-- START OF Materials provided --

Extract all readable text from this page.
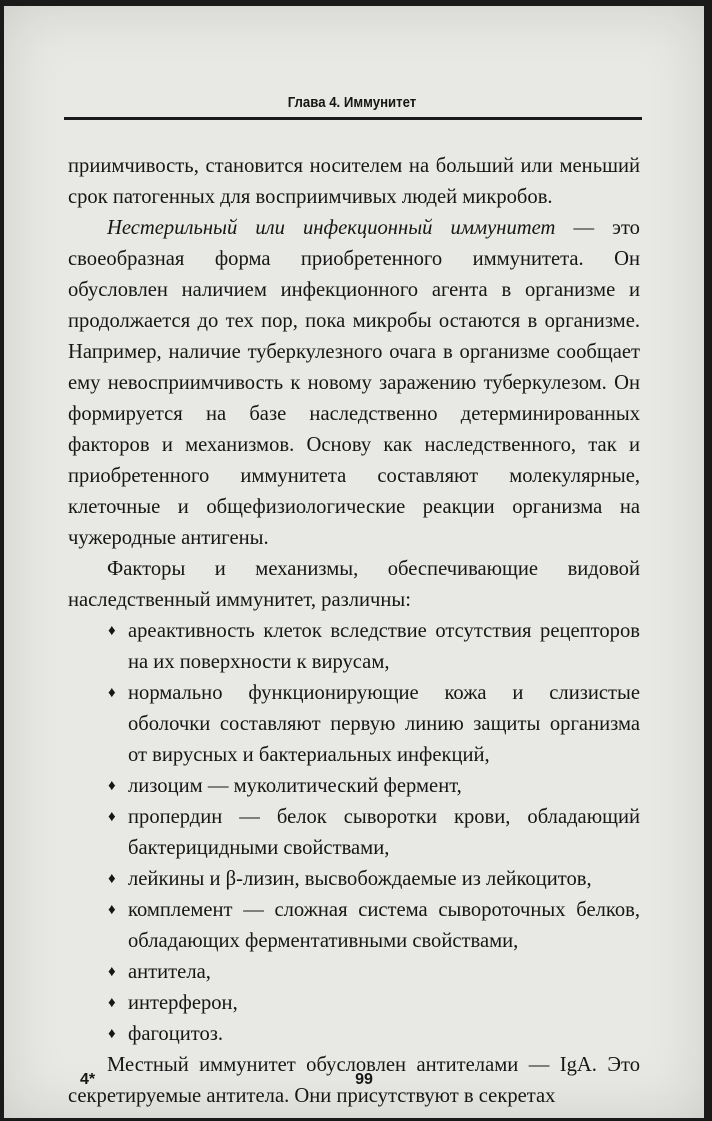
Глава 4. Иммунитет

приимчивость, становится носителем на больший или меньший срок патогенных для восприимчивых людей микробов.

Нестерильный или инфекционный иммунитет — это своеобразная форма приобретенного иммунитета. Он обусловлен наличием инфекционного агента в организме и продолжается до тех пор, пока микробы остаются в организме. Например, наличие туберкулезного очага в организме сообщает ему невосприимчивость к новому заражению туберкулезом. Он формируется на базе наследственно детерминированных факторов и механизмов. Основу как наследственного, так и приобретенного иммунитета составляют молекулярные, клеточные и общефизиологические реакции организма на чужеродные антигены.

Факторы и механизмы, обеспечивающие видовой наследственный иммунитет, различны:

♦ ареактивность клеток вследствие отсутствия рецепторов на их поверхности к вирусам,
♦ нормально функционирующие кожа и слизистые оболочки составляют первую линию защиты организма от вирусных и бактериальных инфекций,
♦ лизоцим — муколитический фермент,
♦ пропердин — белок сыворотки крови, обладающий бактерицидными свойствами,
♦ лейкины и β-лизин, высвобождаемые из лейкоцитов,
♦ комплемент — сложная система сывороточных белков, обладающих ферментативными свойствами,
♦ антитела,
♦ интерферон,
♦ фагоцитоз.

Местный иммунитет обусловлен антителами — IgA. Это секретируемые антитела. Они присутствуют в секретах

4*	99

-- END OF Materials provided --

Task instructions: Leaving aside the images, write out the entries above word for word.

Answer for the task:
Extract all readable text from this page.
Глава 4. Иммунитет

приимчивость, становится носителем на больший или меньший срок патогенных для восприимчивых людей микробов.

Нестерильный или инфекционный иммунитет — это своеобразная форма приобретенного иммунитета. Он обусловлен наличием инфекционного агента в организме и продолжается до тех пор, пока микробы остаются в организме. Например, наличие туберкулезного очага в организме сообщает ему невосприимчивость к новому заражению туберкулезом. Он формируется на базе наследственно детерминированных факторов и механизмов. Основу как наследственного, так и приобретенного иммунитета составляют молекулярные, клеточные и общефизиологические реакции организма на чужеродные антигены.

Факторы и механизмы, обеспечивающие видовой наследственный иммунитет, различны:

♦ ареактивность клеток вследствие отсутствия рецепторов на их поверхности к вирусам,
♦ нормально функционирующие кожа и слизистые оболочки составляют первую линию защиты организма от вирусных и бактериальных инфекций,
♦ лизоцим — муколитический фермент,
♦ пропердин — белок сыворотки крови, обладающий бактерицидными свойствами,
♦ лейкины и β-лизин, высвобождаемые из лейкоцитов,
♦ комплемент — сложная система сывороточных белков, обладающих ферментативными свойствами,
♦ антитела,
♦ интерферон,
♦ фагоцитоз.

Местный иммунитет обусловлен антителами — IgA. Это секретируемые антитела. Они присутствуют в секретах

4*	99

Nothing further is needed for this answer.